*Supplied material:*
══════════

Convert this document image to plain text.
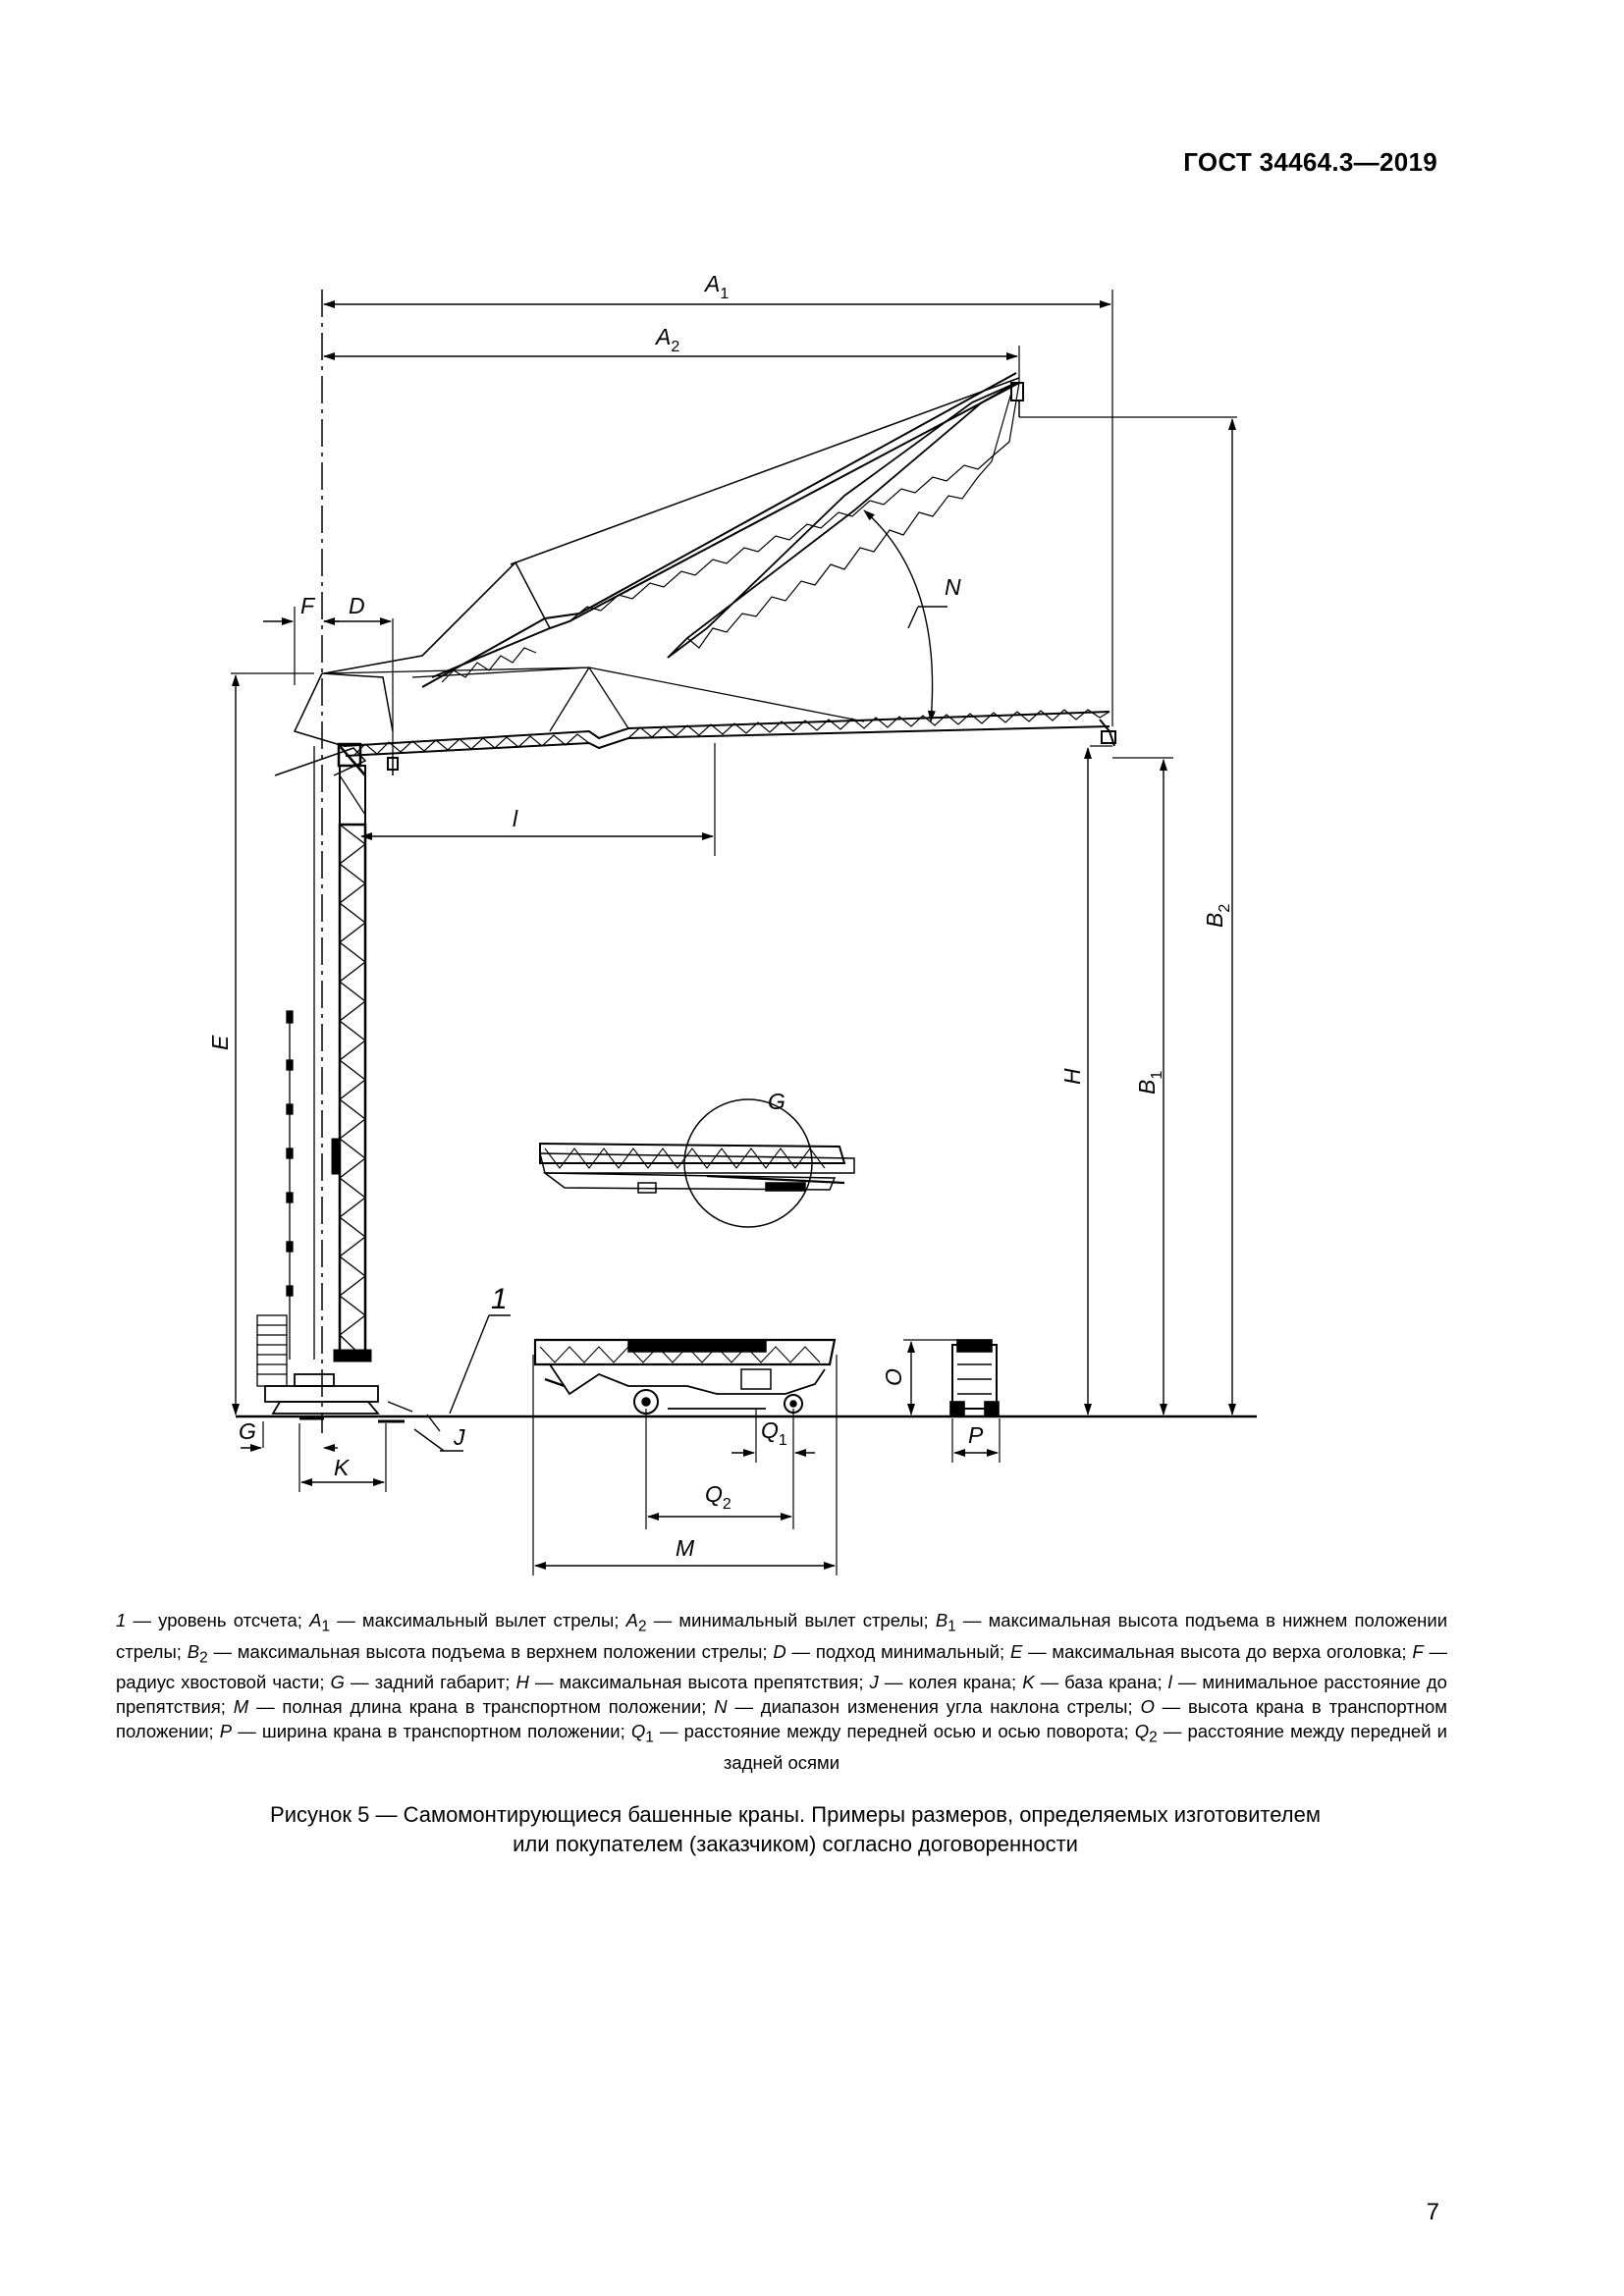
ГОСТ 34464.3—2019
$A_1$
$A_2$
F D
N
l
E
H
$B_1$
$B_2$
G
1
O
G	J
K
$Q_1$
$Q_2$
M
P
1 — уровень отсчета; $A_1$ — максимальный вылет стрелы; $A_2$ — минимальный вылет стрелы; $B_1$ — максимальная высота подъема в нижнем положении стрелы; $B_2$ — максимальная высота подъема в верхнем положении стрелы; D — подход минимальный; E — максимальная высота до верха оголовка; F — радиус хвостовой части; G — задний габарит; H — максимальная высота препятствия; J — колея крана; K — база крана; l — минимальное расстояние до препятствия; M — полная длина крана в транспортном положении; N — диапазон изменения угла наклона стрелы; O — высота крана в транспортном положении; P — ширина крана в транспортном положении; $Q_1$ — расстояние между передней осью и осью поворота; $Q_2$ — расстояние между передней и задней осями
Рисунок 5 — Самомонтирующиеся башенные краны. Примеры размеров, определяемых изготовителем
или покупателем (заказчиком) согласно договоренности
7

══════════

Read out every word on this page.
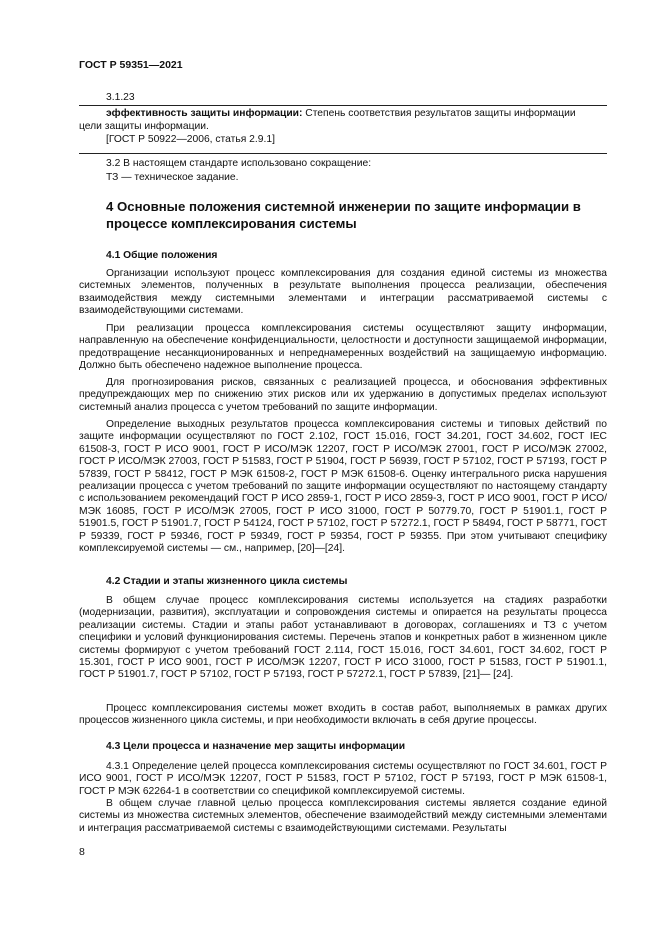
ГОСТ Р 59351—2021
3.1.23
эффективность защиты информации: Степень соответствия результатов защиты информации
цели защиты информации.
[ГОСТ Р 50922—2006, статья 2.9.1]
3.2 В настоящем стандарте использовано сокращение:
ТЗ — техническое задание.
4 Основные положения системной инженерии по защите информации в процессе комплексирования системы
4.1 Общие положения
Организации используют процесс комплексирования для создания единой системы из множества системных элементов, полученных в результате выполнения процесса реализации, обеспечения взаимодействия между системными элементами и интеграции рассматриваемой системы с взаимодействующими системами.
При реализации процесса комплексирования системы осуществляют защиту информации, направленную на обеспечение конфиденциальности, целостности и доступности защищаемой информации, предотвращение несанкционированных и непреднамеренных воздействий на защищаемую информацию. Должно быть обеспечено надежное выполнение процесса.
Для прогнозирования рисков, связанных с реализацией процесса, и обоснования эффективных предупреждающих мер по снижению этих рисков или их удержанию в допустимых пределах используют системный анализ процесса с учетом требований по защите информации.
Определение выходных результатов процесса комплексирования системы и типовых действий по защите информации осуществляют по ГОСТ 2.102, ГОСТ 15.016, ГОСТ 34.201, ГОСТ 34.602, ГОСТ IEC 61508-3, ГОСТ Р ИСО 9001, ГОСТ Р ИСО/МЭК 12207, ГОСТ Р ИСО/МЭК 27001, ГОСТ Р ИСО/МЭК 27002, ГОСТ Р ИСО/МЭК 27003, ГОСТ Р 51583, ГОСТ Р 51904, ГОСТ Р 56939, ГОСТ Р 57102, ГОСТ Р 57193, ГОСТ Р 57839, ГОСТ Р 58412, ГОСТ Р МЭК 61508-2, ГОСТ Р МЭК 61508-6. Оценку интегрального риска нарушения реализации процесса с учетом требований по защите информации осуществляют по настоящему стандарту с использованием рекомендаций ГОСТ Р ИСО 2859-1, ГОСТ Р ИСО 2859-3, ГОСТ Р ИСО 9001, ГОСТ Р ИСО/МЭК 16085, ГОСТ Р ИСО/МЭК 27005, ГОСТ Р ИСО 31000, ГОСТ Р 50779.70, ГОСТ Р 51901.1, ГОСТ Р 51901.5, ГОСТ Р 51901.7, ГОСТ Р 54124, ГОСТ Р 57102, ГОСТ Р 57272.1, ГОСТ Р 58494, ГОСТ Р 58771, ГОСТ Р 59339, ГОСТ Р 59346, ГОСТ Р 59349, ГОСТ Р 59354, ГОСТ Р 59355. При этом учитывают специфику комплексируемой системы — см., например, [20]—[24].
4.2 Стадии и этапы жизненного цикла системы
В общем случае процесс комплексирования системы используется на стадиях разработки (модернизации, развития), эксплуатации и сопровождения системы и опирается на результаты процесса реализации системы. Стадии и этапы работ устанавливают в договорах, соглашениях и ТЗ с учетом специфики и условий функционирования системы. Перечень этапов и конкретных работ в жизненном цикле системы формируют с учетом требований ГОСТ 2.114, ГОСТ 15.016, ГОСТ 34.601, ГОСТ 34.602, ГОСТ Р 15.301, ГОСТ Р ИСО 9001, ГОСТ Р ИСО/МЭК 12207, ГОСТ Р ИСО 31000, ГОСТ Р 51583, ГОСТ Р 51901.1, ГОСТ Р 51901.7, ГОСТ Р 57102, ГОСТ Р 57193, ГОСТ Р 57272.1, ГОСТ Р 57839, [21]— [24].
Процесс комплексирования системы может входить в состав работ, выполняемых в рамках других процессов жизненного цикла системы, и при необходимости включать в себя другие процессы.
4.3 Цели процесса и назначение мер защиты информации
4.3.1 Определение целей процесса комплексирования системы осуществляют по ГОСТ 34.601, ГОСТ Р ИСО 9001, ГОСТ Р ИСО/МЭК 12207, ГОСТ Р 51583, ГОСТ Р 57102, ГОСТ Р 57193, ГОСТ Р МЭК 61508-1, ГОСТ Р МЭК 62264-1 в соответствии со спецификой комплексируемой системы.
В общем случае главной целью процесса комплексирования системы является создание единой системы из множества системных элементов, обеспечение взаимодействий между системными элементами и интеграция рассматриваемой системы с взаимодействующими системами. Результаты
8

══════════

*What is needed:* Track down the lines that include the word "защиты" and copy them.

*Task solution:*
эффективность защиты информации: Степень соответствия результатов защиты информации
цели защиты информации.
4.3 Цели процесса и назначение мер защиты информации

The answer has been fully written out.